EXERCISE OBJECTIVE: Reproduce every entry exactly.

Saved entries:

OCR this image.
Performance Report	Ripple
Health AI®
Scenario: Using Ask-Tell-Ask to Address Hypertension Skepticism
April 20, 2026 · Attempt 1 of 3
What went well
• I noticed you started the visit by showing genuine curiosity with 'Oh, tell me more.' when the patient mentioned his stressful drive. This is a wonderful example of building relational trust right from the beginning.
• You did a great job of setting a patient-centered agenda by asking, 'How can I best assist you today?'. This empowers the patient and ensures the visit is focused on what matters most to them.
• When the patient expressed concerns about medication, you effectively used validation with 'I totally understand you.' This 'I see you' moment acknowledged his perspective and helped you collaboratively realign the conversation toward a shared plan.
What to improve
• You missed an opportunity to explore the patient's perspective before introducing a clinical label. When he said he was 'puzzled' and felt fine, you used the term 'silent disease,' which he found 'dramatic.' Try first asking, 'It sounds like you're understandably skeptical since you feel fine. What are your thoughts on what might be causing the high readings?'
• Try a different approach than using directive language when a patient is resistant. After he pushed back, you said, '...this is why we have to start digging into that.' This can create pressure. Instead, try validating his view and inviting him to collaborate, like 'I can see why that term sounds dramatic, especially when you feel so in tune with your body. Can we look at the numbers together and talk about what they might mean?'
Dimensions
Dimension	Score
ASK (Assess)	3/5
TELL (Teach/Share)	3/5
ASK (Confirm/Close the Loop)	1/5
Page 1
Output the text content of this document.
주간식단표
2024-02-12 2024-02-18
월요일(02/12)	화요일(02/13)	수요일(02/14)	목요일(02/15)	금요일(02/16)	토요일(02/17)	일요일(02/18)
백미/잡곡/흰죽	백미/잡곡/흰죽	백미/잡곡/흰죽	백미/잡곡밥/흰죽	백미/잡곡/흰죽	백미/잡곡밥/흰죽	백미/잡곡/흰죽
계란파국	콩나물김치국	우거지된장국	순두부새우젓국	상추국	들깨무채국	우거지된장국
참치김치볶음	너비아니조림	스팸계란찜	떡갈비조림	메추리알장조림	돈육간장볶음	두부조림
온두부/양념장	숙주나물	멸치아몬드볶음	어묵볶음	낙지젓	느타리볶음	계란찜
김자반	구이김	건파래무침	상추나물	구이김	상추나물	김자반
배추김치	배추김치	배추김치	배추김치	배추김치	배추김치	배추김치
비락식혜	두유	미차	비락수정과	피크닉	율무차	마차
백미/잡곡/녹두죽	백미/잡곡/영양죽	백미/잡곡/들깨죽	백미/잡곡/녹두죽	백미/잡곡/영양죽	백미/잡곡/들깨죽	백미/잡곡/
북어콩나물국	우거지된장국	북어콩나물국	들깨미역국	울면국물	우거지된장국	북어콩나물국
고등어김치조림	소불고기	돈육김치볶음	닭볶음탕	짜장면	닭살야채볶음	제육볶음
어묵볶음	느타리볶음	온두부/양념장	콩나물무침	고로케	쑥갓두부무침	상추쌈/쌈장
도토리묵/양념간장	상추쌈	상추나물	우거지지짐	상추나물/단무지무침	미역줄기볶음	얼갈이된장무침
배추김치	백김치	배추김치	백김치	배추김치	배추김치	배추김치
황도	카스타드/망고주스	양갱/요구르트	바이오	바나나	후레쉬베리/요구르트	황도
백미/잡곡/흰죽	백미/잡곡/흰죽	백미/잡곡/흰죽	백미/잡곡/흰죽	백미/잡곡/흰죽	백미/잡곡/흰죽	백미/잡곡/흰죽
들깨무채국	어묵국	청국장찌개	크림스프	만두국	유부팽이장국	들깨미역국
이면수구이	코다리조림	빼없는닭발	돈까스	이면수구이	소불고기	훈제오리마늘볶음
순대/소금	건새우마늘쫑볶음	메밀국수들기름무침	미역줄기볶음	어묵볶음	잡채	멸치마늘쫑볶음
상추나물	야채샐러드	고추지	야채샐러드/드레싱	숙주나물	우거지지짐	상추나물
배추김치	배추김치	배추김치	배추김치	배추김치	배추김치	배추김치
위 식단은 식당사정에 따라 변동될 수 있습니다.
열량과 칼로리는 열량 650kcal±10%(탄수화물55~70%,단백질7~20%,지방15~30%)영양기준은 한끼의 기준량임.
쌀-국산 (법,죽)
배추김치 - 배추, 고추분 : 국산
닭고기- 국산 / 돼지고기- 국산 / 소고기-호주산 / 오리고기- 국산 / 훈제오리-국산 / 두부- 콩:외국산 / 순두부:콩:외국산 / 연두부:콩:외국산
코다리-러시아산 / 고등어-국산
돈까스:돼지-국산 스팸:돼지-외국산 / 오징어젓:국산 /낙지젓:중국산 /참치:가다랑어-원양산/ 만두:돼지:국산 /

REPLY TO THE TASK:
OCR this image.
Performance Report	Ripple
Health AI®
Scenario: Using Ask-Tell-Ask to Address Hypertension Skepticism
April 20, 2026 · Attempt 1 of 3
What went well
• I noticed you started the visit by showing genuine curiosity with 'Oh, tell me more.' when the patient mentioned his stressful drive. This is a wonderful example of building relational trust right from the beginning.
• You did a great job of setting a patient-centered agenda by asking, 'How can I best assist you today?'. This empowers the patient and ensures the visit is focused on what matters most to them.
• When the patient expressed concerns about medication, you effectively used validation with 'I totally understand you.' This 'I see you' moment acknowledged his perspective and helped you collaboratively realign the conversation toward a shared plan.
What to improve
• You missed an opportunity to explore the patient's perspective before introducing a clinical label. When he said he was 'puzzled' and felt fine, you used the term 'silent disease,' which he found 'dramatic.' Try first asking, 'It sounds like you're understandably skeptical since you feel fine. What are your thoughts on what might be causing the high readings?'
• Try a different approach than using directive language when a patient is resistant. After he pushed back, you said, '...this is why we have to start digging into that.' This can create pressure. Instead, try validating his view and inviting him to collaborate, like 'I can see why that term sounds dramatic, especially when you feel so in tune with your body. Can we look at the numbers together and talk about what they might mean?'
Dimensions
Dimension	Score
ASK (Assess)	3/5
TELL (Teach/Share)	3/5
ASK (Confirm/Close the Loop)	1/5
Page 1
Output the text content of this document.
주간식단표
2024-02-12 2024-02-18
월요일(02/12)	화요일(02/13)	수요일(02/14)	목요일(02/15)	금요일(02/16)	토요일(02/17)	일요일(02/18)
백미/잡곡/흰죽	백미/잡곡/흰죽	백미/잡곡/흰죽	백미/잡곡밥/흰죽	백미/잡곡/흰죽	백미/잡곡밥/흰죽	백미/잡곡/흰죽
계란파국	콩나물김치국	우거지된장국	순두부새우젓국	상추국	들깨무채국	우거지된장국
참치김치볶음	너비아니조림	스팸계란찜	떡갈비조림	메추리알장조림	돈육간장볶음	두부조림
온두부/양념장	숙주나물	멸치아몬드볶음	어묵볶음	낙지젓	느타리볶음	계란찜
김자반	구이김	건파래무침	상추나물	구이김	상추나물	김자반
배추김치	배추김치	배추김치	배추김치	배추김치	배추김치	배추김치
비락식혜	두유	미차	비락수정과	피크닉	율무차	마차
백미/잡곡/녹두죽	백미/잡곡/영양죽	백미/잡곡/들깨죽	백미/잡곡/녹두죽	백미/잡곡/영양죽	백미/잡곡/들깨죽	백미/잡곡/
북어콩나물국	우거지된장국	북어콩나물국	들깨미역국	울면국물	우거지된장국	북어콩나물국
고등어김치조림	소불고기	돈육김치볶음	닭볶음탕	짜장면	닭살야채볶음	제육볶음
어묵볶음	느타리볶음	온두부/양념장	콩나물무침	고로케	쑥갓두부무침	상추쌈/쌈장
도토리묵/양념간장	상추쌈	상추나물	우거지지짐	상추나물/단무지무침	미역줄기볶음	얼갈이된장무침
배추김치	백김치	배추김치	백김치	배추김치	배추김치	배추김치
황도	카스타드/망고주스	양갱/요구르트	바이오	바나나	후레쉬베리/요구르트	황도
백미/잡곡/흰죽	백미/잡곡/흰죽	백미/잡곡/흰죽	백미/잡곡/흰죽	백미/잡곡/흰죽	백미/잡곡/흰죽	백미/잡곡/흰죽
들깨무채국	어묵국	청국장찌개	크림스프	만두국	유부팽이장국	들깨미역국
이면수구이	코다리조림	빼없는닭발	돈까스	이면수구이	소불고기	훈제오리마늘볶음
순대/소금	건새우마늘쫑볶음	메밀국수들기름무침	미역줄기볶음	어묵볶음	잡채	멸치마늘쫑볶음
상추나물	야채샐러드	고추지	야채샐러드/드레싱	숙주나물	우거지지짐	상추나물
배추김치	배추김치	배추김치	배추김치	배추김치	배추김치	배추김치
위 식단은 식당사정에 따라 변동될 수 있습니다.
열량과 칼로리는 열량 650kcal±10%(탄수화물55~70%,단백질7~20%,지방15~30%)영양기준은 한끼의 기준량임.
쌀-국산 (법,죽)
배추김치 - 배추, 고추분 : 국산
닭고기- 국산 / 돼지고기- 국산 / 소고기-호주산 / 오리고기- 국산 / 훈제오리-국산 / 두부- 콩:외국산 / 순두부:콩:외국산 / 연두부:콩:외국산
코다리-러시아산 / 고등어-국산
돈까스:돼지-국산 스팸:돼지-외국산 / 오징어젓:국산 /낙지젓:중국산 /참치:가다랑어-원양산/ 만두:돼지:국산 /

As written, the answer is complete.